> **Work required**
Print out the entries below with no edits.
═════ The data ═════
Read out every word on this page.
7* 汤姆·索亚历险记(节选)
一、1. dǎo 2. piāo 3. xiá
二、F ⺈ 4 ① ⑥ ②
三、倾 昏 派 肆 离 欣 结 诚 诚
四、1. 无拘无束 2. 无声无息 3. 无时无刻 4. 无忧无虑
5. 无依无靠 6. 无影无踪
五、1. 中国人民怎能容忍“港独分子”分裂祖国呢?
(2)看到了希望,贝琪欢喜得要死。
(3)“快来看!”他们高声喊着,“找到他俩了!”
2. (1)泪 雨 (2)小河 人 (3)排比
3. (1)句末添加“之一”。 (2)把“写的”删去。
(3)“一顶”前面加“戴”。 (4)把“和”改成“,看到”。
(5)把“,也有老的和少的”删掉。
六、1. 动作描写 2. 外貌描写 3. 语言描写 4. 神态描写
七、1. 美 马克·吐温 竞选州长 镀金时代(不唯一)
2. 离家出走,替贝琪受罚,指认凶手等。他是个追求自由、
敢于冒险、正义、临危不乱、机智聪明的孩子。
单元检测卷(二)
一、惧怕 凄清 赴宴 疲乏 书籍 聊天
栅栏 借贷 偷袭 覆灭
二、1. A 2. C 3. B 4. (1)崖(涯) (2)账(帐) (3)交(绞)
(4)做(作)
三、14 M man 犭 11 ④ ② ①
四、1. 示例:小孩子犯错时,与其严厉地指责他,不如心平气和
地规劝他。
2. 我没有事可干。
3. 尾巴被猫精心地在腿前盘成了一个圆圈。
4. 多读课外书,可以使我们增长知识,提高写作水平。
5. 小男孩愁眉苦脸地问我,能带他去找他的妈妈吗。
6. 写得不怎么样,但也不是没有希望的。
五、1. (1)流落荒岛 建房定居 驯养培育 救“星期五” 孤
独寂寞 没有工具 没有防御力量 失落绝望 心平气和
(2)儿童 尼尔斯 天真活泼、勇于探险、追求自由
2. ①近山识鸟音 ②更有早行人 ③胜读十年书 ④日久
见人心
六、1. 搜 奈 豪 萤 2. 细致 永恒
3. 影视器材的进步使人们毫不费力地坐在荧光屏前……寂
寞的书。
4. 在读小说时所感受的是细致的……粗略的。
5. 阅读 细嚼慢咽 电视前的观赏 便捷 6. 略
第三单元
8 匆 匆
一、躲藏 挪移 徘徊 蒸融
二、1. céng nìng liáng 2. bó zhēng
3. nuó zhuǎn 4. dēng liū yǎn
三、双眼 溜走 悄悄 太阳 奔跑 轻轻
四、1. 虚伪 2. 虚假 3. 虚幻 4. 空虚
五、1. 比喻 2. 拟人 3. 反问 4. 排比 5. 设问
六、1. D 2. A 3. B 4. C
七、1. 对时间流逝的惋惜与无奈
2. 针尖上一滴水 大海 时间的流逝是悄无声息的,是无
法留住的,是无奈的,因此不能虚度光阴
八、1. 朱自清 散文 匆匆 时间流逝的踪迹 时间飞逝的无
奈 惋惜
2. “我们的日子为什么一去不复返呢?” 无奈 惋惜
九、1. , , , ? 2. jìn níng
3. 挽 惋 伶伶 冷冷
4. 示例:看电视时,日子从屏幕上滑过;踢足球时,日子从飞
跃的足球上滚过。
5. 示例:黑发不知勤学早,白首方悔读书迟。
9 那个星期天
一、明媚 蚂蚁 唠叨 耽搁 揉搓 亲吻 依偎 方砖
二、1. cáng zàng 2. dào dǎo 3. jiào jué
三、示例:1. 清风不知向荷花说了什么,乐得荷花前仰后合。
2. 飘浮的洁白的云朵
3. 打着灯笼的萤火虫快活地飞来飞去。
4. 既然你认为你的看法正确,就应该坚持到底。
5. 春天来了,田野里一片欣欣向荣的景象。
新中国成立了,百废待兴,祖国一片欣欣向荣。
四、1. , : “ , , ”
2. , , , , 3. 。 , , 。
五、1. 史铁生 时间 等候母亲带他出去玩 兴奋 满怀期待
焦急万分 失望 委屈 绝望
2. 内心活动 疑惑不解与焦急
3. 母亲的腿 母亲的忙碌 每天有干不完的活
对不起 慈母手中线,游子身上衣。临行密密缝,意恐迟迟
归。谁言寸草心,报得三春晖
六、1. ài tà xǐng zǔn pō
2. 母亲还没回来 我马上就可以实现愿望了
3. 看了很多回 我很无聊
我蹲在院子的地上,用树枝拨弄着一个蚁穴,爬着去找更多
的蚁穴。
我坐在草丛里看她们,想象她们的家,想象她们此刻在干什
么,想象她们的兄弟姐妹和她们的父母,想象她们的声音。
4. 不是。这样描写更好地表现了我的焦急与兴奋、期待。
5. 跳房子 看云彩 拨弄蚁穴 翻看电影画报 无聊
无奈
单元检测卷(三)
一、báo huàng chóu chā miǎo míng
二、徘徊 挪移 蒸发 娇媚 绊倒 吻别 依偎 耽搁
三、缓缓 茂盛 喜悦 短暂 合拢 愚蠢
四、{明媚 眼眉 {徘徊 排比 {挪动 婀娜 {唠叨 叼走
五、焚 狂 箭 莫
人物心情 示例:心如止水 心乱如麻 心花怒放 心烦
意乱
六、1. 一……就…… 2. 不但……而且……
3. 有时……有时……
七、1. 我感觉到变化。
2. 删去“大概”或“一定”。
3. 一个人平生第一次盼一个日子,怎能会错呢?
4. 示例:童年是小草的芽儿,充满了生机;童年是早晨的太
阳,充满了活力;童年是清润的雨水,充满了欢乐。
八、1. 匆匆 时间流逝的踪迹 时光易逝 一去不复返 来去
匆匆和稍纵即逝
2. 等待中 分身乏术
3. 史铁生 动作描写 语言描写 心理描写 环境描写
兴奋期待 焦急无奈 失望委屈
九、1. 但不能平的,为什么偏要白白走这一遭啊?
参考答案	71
═════
> **Finished exercise**
Read out every word on this page.
7* 汤姆·索亚历险记(节选)
一、1. dǎo 2. piāo 3. xiá
二、F ⺈ 4 ① ⑥ ②
三、倾 昏 派 肆 离 欣 结 诚 诚
四、1. 无拘无束 2. 无声无息 3. 无时无刻 4. 无忧无虑
5. 无依无靠 6. 无影无踪
五、1. 中国人民怎能容忍“港独分子”分裂祖国呢?
(2)看到了希望,贝琪欢喜得要死。
(3)“快来看!”他们高声喊着,“找到他俩了!”
2. (1)泪 雨 (2)小河 人 (3)排比
3. (1)句末添加“之一”。 (2)把“写的”删去。
(3)“一顶”前面加“戴”。 (4)把“和”改成“,看到”。
(5)把“,也有老的和少的”删掉。
六、1. 动作描写 2. 外貌描写 3. 语言描写 4. 神态描写
七、1. 美 马克·吐温 竞选州长 镀金时代(不唯一)
2. 离家出走,替贝琪受罚,指认凶手等。他是个追求自由、
敢于冒险、正义、临危不乱、机智聪明的孩子。
单元检测卷(二)
一、惧怕 凄清 赴宴 疲乏 书籍 聊天
栅栏 借贷 偷袭 覆灭
二、1. A 2. C 3. B 4. (1)崖(涯) (2)账(帐) (3)交(绞)
(4)做(作)
三、14 M man 犭 11 ④ ② ①
四、1. 示例:小孩子犯错时,与其严厉地指责他,不如心平气和
地规劝他。
2. 我没有事可干。
3. 尾巴被猫精心地在腿前盘成了一个圆圈。
4. 多读课外书,可以使我们增长知识,提高写作水平。
5. 小男孩愁眉苦脸地问我,能带他去找他的妈妈吗。
6. 写得不怎么样,但也不是没有希望的。
五、1. (1)流落荒岛 建房定居 驯养培育 救“星期五” 孤
独寂寞 没有工具 没有防御力量 失落绝望 心平气和
(2)儿童 尼尔斯 天真活泼、勇于探险、追求自由
2. ①近山识鸟音 ②更有早行人 ③胜读十年书 ④日久
见人心
六、1. 搜 奈 豪 萤 2. 细致 永恒
3. 影视器材的进步使人们毫不费力地坐在荧光屏前……寂
寞的书。
4. 在读小说时所感受的是细致的……粗略的。
5. 阅读 细嚼慢咽 电视前的观赏 便捷 6. 略
第三单元
8 匆 匆
一、躲藏 挪移 徘徊 蒸融
二、1. céng nìng liáng 2. bó zhēng
3. nuó zhuǎn 4. dēng liū yǎn
三、双眼 溜走 悄悄 太阳 奔跑 轻轻
四、1. 虚伪 2. 虚假 3. 虚幻 4. 空虚
五、1. 比喻 2. 拟人 3. 反问 4. 排比 5. 设问
六、1. D 2. A 3. B 4. C
七、1. 对时间流逝的惋惜与无奈
2. 针尖上一滴水 大海 时间的流逝是悄无声息的,是无
法留住的,是无奈的,因此不能虚度光阴
八、1. 朱自清 散文 匆匆 时间流逝的踪迹 时间飞逝的无
奈 惋惜
2. “我们的日子为什么一去不复返呢?” 无奈 惋惜
九、1. , , , ? 2. jìn níng
3. 挽 惋 伶伶 冷冷
4. 示例:看电视时,日子从屏幕上滑过;踢足球时,日子从飞
跃的足球上滚过。
5. 示例:黑发不知勤学早,白首方悔读书迟。
9 那个星期天
一、明媚 蚂蚁 唠叨 耽搁 揉搓 亲吻 依偎 方砖
二、1. cáng zàng 2. dào dǎo 3. jiào jué
三、示例:1. 清风不知向荷花说了什么,乐得荷花前仰后合。
2. 飘浮的洁白的云朵
3. 打着灯笼的萤火虫快活地飞来飞去。
4. 既然你认为你的看法正确,就应该坚持到底。
5. 春天来了,田野里一片欣欣向荣的景象。
新中国成立了,百废待兴,祖国一片欣欣向荣。
四、1. , : “ , , ”
2. , , , , 3. 。 , , 。
五、1. 史铁生 时间 等候母亲带他出去玩 兴奋 满怀期待
焦急万分 失望 委屈 绝望
2. 内心活动 疑惑不解与焦急
3. 母亲的腿 母亲的忙碌 每天有干不完的活
对不起 慈母手中线,游子身上衣。临行密密缝,意恐迟迟
归。谁言寸草心,报得三春晖
六、1. ài tà xǐng zǔn pō
2. 母亲还没回来 我马上就可以实现愿望了
3. 看了很多回 我很无聊
我蹲在院子的地上,用树枝拨弄着一个蚁穴,爬着去找更多
的蚁穴。
我坐在草丛里看她们,想象她们的家,想象她们此刻在干什
么,想象她们的兄弟姐妹和她们的父母,想象她们的声音。
4. 不是。这样描写更好地表现了我的焦急与兴奋、期待。
5. 跳房子 看云彩 拨弄蚁穴 翻看电影画报 无聊
无奈
单元检测卷(三)
一、báo huàng chóu chā miǎo míng
二、徘徊 挪移 蒸发 娇媚 绊倒 吻别 依偎 耽搁
三、缓缓 茂盛 喜悦 短暂 合拢 愚蠢
四、{明媚 眼眉 {徘徊 排比 {挪动 婀娜 {唠叨 叼走
五、焚 狂 箭 莫
人物心情 示例:心如止水 心乱如麻 心花怒放 心烦
意乱
六、1. 一……就…… 2. 不但……而且……
3. 有时……有时……
七、1. 我感觉到变化。
2. 删去“大概”或“一定”。
3. 一个人平生第一次盼一个日子,怎能会错呢?
4. 示例:童年是小草的芽儿,充满了生机;童年是早晨的太
阳,充满了活力;童年是清润的雨水,充满了欢乐。
八、1. 匆匆 时间流逝的踪迹 时光易逝 一去不复返 来去
匆匆和稍纵即逝
2. 等待中 分身乏术
3. 史铁生 动作描写 语言描写 心理描写 环境描写
兴奋期待 焦急无奈 失望委屈
九、1. 但不能平的,为什么偏要白白走这一遭啊?
参考答案	71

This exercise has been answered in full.